--- Data excerpts ---

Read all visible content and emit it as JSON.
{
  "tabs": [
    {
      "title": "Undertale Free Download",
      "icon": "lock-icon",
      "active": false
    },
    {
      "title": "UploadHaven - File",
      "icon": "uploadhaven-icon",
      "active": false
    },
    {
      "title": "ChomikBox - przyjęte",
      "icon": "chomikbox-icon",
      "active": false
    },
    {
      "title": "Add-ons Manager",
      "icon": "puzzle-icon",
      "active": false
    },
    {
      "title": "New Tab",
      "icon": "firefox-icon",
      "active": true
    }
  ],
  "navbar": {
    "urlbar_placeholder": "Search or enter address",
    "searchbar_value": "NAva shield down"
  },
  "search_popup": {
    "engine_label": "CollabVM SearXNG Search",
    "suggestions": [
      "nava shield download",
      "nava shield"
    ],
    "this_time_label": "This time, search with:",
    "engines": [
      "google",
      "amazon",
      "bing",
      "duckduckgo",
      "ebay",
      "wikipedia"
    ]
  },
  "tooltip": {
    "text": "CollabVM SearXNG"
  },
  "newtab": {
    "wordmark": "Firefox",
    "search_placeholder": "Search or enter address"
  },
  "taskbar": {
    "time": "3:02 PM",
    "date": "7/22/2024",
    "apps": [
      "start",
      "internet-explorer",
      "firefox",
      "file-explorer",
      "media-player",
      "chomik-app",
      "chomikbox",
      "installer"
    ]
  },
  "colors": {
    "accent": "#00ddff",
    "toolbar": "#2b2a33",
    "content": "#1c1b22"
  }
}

---

* Instruction *
Please output the entries above, every line exactly as it reads.

* Correct result *
Read all visible content and emit it as JSON.
{
  "tabs": [
    {
      "title": "Undertale Free Download",
      "icon": "lock-icon",
      "active": false
    },
    {
      "title": "UploadHaven - File",
      "icon": "uploadhaven-icon",
      "active": false
    },
    {
      "title": "ChomikBox - przyjęte",
      "icon": "chomikbox-icon",
      "active": false
    },
    {
      "title": "Add-ons Manager",
      "icon": "puzzle-icon",
      "active": false
    },
    {
      "title": "New Tab",
      "icon": "firefox-icon",
      "active": true
    }
  ],
  "navbar": {
    "urlbar_placeholder": "Search or enter address",
    "searchbar_value": "NAva shield down"
  },
  "search_popup": {
    "engine_label": "CollabVM SearXNG Search",
    "suggestions": [
      "nava shield download",
      "nava shield"
    ],
    "this_time_label": "This time, search with:",
    "engines": [
      "google",
      "amazon",
      "bing",
      "duckduckgo",
      "ebay",
      "wikipedia"
    ]
  },
  "tooltip": {
    "text": "CollabVM SearXNG"
  },
  "newtab": {
    "wordmark": "Firefox",
    "search_placeholder": "Search or enter address"
  },
  "taskbar": {
    "time": "3:02 PM",
    "date": "7/22/2024",
    "apps": [
      "start",
      "internet-explorer",
      "firefox",
      "file-explorer",
      "media-player",
      "chomik-app",
      "chomikbox",
      "installer"
    ]
  },
  "colors": {
    "accent": "#00ddff",
    "toolbar": "#2b2a33",
    "content": "#1c1b22"
  }
}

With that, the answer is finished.